- _SHORT TASK_:
Filter the entries below, keeping only lines with the word "שנכפה".

■ ■ ■ ■ ■

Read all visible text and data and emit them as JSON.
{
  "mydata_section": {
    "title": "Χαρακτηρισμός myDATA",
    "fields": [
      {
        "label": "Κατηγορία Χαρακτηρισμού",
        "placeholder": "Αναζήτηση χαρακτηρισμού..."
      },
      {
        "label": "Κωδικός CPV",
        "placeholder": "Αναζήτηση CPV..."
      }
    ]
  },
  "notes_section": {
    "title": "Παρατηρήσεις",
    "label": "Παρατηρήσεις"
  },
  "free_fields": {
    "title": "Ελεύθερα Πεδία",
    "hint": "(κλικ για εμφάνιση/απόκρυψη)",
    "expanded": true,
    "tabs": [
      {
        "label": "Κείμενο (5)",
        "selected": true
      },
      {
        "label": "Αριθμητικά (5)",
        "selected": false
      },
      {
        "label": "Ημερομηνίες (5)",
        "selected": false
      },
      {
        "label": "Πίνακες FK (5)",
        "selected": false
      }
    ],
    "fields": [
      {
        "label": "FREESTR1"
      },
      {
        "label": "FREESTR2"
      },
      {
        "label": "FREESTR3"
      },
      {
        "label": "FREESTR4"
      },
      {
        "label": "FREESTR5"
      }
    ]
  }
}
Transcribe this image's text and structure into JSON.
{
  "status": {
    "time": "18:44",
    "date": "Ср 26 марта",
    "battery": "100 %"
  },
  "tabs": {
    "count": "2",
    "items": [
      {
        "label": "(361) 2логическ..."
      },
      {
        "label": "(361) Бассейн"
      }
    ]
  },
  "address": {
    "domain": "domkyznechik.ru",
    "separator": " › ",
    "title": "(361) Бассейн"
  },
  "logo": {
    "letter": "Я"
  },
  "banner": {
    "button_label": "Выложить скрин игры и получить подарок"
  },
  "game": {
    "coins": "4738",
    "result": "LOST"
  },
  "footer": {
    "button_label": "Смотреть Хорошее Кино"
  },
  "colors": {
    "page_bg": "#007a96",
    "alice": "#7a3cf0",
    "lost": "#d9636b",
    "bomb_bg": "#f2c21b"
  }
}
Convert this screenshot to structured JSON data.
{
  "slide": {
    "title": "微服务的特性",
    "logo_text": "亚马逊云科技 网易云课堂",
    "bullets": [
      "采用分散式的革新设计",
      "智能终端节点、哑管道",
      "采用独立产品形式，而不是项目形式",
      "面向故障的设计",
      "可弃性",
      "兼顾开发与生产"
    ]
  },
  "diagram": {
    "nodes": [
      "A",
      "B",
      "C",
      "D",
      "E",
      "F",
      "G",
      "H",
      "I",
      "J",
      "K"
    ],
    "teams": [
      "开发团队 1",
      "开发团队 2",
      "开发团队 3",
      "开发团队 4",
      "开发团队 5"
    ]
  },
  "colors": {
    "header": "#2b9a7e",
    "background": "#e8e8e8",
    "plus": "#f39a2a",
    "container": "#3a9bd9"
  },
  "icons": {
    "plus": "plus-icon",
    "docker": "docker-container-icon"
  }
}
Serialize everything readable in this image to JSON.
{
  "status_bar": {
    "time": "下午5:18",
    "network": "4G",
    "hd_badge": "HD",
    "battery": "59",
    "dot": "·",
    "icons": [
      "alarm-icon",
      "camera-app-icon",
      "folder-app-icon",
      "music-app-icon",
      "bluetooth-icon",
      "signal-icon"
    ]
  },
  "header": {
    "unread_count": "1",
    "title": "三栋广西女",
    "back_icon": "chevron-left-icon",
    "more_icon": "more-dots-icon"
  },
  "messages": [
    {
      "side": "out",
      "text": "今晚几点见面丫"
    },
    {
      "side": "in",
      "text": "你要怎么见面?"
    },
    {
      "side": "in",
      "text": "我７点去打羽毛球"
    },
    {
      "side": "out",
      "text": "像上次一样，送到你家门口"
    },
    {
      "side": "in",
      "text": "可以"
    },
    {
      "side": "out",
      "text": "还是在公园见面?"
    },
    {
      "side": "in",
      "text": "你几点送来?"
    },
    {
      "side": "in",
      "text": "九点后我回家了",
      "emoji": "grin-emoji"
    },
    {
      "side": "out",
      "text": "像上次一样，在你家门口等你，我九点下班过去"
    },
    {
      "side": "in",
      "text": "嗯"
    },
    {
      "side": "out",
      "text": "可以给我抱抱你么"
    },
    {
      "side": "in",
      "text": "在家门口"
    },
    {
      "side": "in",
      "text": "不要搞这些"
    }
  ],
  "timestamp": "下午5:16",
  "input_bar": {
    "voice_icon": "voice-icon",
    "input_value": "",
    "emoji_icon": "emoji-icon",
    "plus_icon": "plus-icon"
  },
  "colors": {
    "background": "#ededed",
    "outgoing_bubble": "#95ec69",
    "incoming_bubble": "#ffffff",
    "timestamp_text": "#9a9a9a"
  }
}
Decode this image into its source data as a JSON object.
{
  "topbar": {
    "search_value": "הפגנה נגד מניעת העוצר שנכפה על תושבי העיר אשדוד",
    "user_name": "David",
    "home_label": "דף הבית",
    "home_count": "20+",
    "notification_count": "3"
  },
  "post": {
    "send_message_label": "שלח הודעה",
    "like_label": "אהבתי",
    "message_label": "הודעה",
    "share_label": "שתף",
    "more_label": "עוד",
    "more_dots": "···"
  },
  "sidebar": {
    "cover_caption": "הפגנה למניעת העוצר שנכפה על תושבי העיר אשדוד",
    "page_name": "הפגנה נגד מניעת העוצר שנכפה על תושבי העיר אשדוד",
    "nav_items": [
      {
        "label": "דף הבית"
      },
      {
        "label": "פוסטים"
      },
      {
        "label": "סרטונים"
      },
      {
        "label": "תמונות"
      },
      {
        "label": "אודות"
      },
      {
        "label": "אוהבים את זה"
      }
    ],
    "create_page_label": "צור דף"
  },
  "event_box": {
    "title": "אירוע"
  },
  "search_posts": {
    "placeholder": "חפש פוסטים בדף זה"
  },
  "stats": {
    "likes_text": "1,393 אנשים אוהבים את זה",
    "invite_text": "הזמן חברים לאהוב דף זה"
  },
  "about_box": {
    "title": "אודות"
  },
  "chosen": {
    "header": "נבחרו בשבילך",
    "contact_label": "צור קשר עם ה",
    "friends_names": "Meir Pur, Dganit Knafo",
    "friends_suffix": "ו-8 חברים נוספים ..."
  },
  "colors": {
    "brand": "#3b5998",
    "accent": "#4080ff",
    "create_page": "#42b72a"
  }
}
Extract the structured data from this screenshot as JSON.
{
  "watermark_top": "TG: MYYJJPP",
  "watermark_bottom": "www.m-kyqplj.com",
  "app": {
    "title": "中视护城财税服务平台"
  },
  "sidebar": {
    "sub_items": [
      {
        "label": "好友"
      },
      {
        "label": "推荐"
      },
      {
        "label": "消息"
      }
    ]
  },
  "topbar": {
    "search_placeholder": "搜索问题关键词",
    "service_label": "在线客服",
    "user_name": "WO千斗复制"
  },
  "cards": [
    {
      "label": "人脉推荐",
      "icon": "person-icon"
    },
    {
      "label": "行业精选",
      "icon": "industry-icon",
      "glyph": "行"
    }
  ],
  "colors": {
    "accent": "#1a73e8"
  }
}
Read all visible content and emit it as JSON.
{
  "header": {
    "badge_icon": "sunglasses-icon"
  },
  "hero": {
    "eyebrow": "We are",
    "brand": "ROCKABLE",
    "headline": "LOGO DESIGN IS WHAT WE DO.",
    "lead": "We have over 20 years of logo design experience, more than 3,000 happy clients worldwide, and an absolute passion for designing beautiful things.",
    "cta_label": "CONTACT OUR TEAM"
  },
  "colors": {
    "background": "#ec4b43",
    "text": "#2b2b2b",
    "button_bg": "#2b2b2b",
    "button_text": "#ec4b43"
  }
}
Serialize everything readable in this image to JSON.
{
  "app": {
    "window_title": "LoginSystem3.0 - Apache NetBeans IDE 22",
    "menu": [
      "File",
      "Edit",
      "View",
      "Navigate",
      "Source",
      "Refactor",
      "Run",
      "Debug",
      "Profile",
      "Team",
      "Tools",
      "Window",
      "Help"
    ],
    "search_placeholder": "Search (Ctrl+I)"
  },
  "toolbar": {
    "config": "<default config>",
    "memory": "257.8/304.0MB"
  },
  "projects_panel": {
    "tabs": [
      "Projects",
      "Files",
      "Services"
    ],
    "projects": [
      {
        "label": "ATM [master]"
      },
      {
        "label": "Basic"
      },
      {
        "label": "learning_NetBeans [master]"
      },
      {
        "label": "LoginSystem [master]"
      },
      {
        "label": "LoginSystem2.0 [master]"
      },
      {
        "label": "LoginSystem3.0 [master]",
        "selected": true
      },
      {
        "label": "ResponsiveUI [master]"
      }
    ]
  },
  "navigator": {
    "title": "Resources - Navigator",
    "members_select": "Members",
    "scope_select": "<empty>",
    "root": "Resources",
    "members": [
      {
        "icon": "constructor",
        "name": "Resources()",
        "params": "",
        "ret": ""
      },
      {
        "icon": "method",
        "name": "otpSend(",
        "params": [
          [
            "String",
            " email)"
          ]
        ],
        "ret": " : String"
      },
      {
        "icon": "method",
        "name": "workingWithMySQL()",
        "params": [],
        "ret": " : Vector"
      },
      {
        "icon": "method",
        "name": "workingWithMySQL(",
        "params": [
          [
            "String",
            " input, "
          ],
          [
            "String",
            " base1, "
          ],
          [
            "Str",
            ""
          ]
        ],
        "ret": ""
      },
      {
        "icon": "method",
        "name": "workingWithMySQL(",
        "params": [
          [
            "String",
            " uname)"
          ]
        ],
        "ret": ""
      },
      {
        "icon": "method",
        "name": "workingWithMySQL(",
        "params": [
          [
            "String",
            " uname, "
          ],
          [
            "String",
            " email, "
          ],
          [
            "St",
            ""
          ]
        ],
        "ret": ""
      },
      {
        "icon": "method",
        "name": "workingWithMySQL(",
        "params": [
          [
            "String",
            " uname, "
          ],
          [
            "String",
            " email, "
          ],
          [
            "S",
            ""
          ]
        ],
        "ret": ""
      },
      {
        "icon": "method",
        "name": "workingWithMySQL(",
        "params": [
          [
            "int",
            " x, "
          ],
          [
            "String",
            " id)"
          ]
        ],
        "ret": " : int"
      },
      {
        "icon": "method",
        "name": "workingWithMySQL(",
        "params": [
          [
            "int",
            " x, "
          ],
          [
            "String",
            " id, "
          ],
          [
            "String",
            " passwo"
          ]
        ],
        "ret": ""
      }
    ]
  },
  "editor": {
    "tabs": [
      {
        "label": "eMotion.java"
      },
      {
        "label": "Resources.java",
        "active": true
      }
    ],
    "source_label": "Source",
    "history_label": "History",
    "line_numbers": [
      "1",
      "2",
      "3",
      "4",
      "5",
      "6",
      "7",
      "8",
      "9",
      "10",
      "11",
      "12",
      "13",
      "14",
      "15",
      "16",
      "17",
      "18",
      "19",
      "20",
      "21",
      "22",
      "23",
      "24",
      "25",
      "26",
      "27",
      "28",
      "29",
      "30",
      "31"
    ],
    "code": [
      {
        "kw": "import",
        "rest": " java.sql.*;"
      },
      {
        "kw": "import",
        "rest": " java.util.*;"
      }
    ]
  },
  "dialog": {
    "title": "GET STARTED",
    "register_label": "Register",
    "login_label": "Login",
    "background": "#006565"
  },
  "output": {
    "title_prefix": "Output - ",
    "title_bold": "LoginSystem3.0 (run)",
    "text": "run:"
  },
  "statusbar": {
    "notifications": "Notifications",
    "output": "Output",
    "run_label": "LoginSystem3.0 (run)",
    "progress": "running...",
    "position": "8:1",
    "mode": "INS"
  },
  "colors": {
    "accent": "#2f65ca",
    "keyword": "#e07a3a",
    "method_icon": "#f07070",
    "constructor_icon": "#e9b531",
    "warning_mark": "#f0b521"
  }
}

■ ■ ■ ■ ■

- _EXPECTED ANSWER_:
    "search_value": "הפגנה נגד מניעת העוצר שנכפה על תושבי העיר אשדוד",
    "cover_caption": "הפגנה למניעת העוצר שנכפה על תושבי העיר אשדוד",
    "page_name": "הפגנה נגד מניעת העוצר שנכפה על תושבי העיר אשדוד",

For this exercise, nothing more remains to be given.